▶ **Directive**:
Return each entry exactly, with none missing.

Records contained in a dataset
....

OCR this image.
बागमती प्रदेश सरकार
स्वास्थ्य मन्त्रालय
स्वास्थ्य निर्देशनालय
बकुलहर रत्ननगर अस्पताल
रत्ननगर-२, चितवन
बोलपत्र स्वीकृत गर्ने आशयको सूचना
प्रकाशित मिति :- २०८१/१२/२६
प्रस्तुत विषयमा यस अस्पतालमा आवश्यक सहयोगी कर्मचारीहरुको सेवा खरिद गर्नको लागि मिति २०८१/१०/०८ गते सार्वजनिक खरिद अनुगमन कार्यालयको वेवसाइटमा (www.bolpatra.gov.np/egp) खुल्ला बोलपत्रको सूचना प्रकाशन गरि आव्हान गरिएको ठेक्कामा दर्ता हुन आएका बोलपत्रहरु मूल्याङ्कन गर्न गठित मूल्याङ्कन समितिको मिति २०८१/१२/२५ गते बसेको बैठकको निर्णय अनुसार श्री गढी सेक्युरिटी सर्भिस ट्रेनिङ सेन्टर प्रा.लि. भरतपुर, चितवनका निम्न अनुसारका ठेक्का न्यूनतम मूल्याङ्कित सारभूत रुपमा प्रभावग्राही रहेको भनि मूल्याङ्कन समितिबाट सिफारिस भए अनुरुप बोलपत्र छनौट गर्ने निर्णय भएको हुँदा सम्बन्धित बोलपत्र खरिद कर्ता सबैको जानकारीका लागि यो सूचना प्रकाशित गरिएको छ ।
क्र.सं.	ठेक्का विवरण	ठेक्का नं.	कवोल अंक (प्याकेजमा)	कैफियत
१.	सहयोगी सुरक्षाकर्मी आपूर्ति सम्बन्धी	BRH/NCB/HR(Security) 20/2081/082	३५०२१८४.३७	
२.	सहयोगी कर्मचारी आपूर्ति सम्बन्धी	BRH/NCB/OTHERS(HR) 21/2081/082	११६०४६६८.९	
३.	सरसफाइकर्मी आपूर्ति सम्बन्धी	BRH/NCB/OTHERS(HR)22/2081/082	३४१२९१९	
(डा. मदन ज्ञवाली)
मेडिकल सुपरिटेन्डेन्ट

....

▶ **Answer to the task**:
OCR this image.
बागमती प्रदेश सरकार
स्वास्थ्य मन्त्रालय
स्वास्थ्य निर्देशनालय
बकुलहर रत्ननगर अस्पताल
रत्ननगर-२, चितवन
बोलपत्र स्वीकृत गर्ने आशयको सूचना
प्रकाशित मिति :- २०८१/१२/२६
प्रस्तुत विषयमा यस अस्पतालमा आवश्यक सहयोगी कर्मचारीहरुको सेवा खरिद गर्नको लागि मिति २०८१/१०/०८ गते सार्वजनिक खरिद अनुगमन कार्यालयको वेवसाइटमा (www.bolpatra.gov.np/egp) खुल्ला बोलपत्रको सूचना प्रकाशन गरि आव्हान गरिएको ठेक्कामा दर्ता हुन आएका बोलपत्रहरु मूल्याङ्कन गर्न गठित मूल्याङ्कन समितिको मिति २०८१/१२/२५ गते बसेको बैठकको निर्णय अनुसार श्री गढी सेक्युरिटी सर्भिस ट्रेनिङ सेन्टर प्रा.लि. भरतपुर, चितवनका निम्न अनुसारका ठेक्का न्यूनतम मूल्याङ्कित सारभूत रुपमा प्रभावग्राही रहेको भनि मूल्याङ्कन समितिबाट सिफारिस भए अनुरुप बोलपत्र छनौट गर्ने निर्णय भएको हुँदा सम्बन्धित बोलपत्र खरिद कर्ता सबैको जानकारीका लागि यो सूचना प्रकाशित गरिएको छ ।
क्र.सं.	ठेक्का विवरण	ठेक्का नं.	कवोल अंक (प्याकेजमा)	कैफियत
१.	सहयोगी सुरक्षाकर्मी आपूर्ति सम्बन्धी	BRH/NCB/HR(Security) 20/2081/082	३५०२१८४.३७	
२.	सहयोगी कर्मचारी आपूर्ति सम्बन्धी	BRH/NCB/OTHERS(HR) 21/2081/082	११६०४६६८.९	
३.	सरसफाइकर्मी आपूर्ति सम्बन्धी	BRH/NCB/OTHERS(HR)22/2081/082	३४१२९१९	
(डा. मदन ज्ञवाली)
मेडिकल सुपरिटेन्डेन्ट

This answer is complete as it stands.